Type out the data exactly as given. Skip any image.
>> start Data to use
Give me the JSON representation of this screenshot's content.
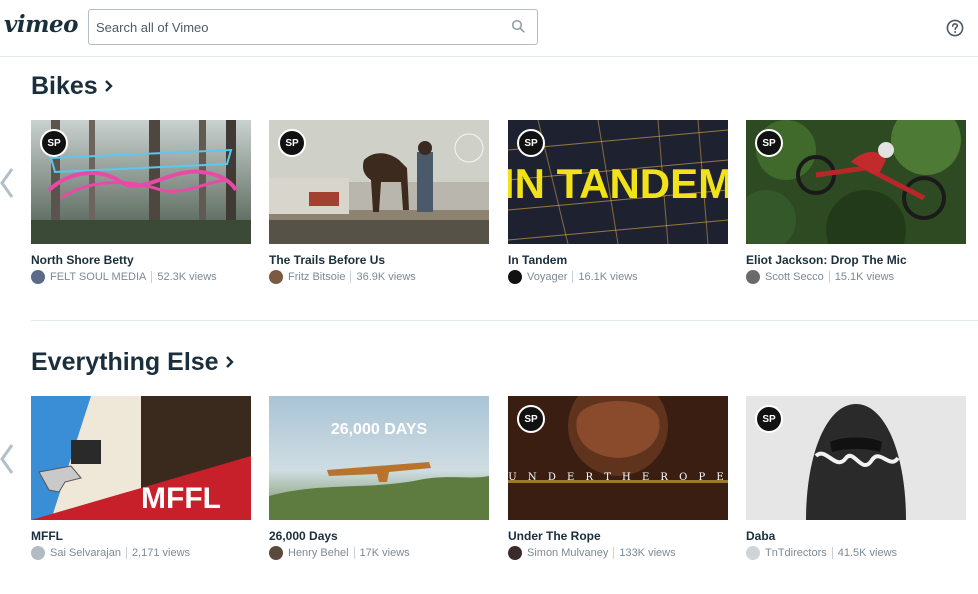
{
  "header": {
    "logo": "vimeo",
    "search_placeholder": "Search all of Vimeo"
  },
  "sections": [
    {
      "title": "Bikes",
      "videos": [
        {
          "title": "North Shore Betty",
          "author": "FELT SOUL MEDIA",
          "views": "52.3K views",
          "staff_pick": "SP"
        },
        {
          "title": "The Trails Before Us",
          "author": "Fritz Bitsoie",
          "views": "36.9K views",
          "staff_pick": "SP"
        },
        {
          "title": "In Tandem",
          "author": "Voyager",
          "views": "16.1K views",
          "staff_pick": "SP",
          "thumb_text": "IN TANDEM"
        },
        {
          "title": "Eliot Jackson: Drop The Mic",
          "author": "Scott Secco",
          "views": "15.1K views",
          "staff_pick": "SP"
        }
      ]
    },
    {
      "title": "Everything Else",
      "videos": [
        {
          "title": "MFFL",
          "author": "Sai Selvarajan",
          "views": "2,171 views",
          "thumb_text": "MFFL"
        },
        {
          "title": "26,000 Days",
          "author": "Henry Behel",
          "views": "17K views",
          "thumb_text": "26,000 DAYS"
        },
        {
          "title": "Under The Rope",
          "author": "Simon Mulvaney",
          "views": "133K views",
          "staff_pick": "SP",
          "thumb_text": "U N D E R  T H E  R O P E"
        },
        {
          "title": "Daba",
          "author": "TnTdirectors",
          "views": "41.5K views",
          "staff_pick": "SP"
        }
      ]
    }
  ]
}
>> end Data to use
> [Correct response]:
Give me the JSON representation of this screenshot's content.
{
  "header": {
    "logo": "vimeo",
    "search_placeholder": "Search all of Vimeo"
  },
  "sections": [
    {
      "title": "Bikes",
      "videos": [
        {
          "title": "North Shore Betty",
          "author": "FELT SOUL MEDIA",
          "views": "52.3K views",
          "staff_pick": "SP"
        },
        {
          "title": "The Trails Before Us",
          "author": "Fritz Bitsoie",
          "views": "36.9K views",
          "staff_pick": "SP"
        },
        {
          "title": "In Tandem",
          "author": "Voyager",
          "views": "16.1K views",
          "staff_pick": "SP",
          "thumb_text": "IN TANDEM"
        },
        {
          "title": "Eliot Jackson: Drop The Mic",
          "author": "Scott Secco",
          "views": "15.1K views",
          "staff_pick": "SP"
        }
      ]
    },
    {
      "title": "Everything Else",
      "videos": [
        {
          "title": "MFFL",
          "author": "Sai Selvarajan",
          "views": "2,171 views",
          "thumb_text": "MFFL"
        },
        {
          "title": "26,000 Days",
          "author": "Henry Behel",
          "views": "17K views",
          "thumb_text": "26,000 DAYS"
        },
        {
          "title": "Under The Rope",
          "author": "Simon Mulvaney",
          "views": "133K views",
          "staff_pick": "SP",
          "thumb_text": "U N D E R  T H E  R O P E"
        },
        {
          "title": "Daba",
          "author": "TnTdirectors",
          "views": "41.5K views",
          "staff_pick": "SP"
        }
      ]
    }
  ]
}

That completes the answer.